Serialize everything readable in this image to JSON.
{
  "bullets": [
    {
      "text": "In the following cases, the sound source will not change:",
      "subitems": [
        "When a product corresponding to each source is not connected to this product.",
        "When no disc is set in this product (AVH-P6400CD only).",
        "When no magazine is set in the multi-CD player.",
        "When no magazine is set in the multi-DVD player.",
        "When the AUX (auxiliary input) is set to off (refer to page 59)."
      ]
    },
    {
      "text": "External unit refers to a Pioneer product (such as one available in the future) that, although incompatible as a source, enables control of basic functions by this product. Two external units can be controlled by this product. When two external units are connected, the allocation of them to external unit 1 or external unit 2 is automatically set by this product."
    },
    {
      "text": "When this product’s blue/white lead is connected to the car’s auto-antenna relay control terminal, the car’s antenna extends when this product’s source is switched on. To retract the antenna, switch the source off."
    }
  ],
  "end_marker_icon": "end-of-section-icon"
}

EXERCISE AIM:
Quote the entire listing above exactly.

SOLUTION TO THE PROBLEM:
Serialize everything readable in this image to JSON.
{
  "bullets": [
    {
      "text": "In the following cases, the sound source will not change:",
      "subitems": [
        "When a product corresponding to each source is not connected to this product.",
        "When no disc is set in this product (AVH-P6400CD only).",
        "When no magazine is set in the multi-CD player.",
        "When no magazine is set in the multi-DVD player.",
        "When the AUX (auxiliary input) is set to off (refer to page 59)."
      ]
    },
    {
      "text": "External unit refers to a Pioneer product (such as one available in the future) that, although incompatible as a source, enables control of basic functions by this product. Two external units can be controlled by this product. When two external units are connected, the allocation of them to external unit 1 or external unit 2 is automatically set by this product."
    },
    {
      "text": "When this product’s blue/white lead is connected to the car’s auto-antenna relay control terminal, the car’s antenna extends when this product’s source is switched on. To retract the antenna, switch the source off."
    }
  ],
  "end_marker_icon": "end-of-section-icon"
}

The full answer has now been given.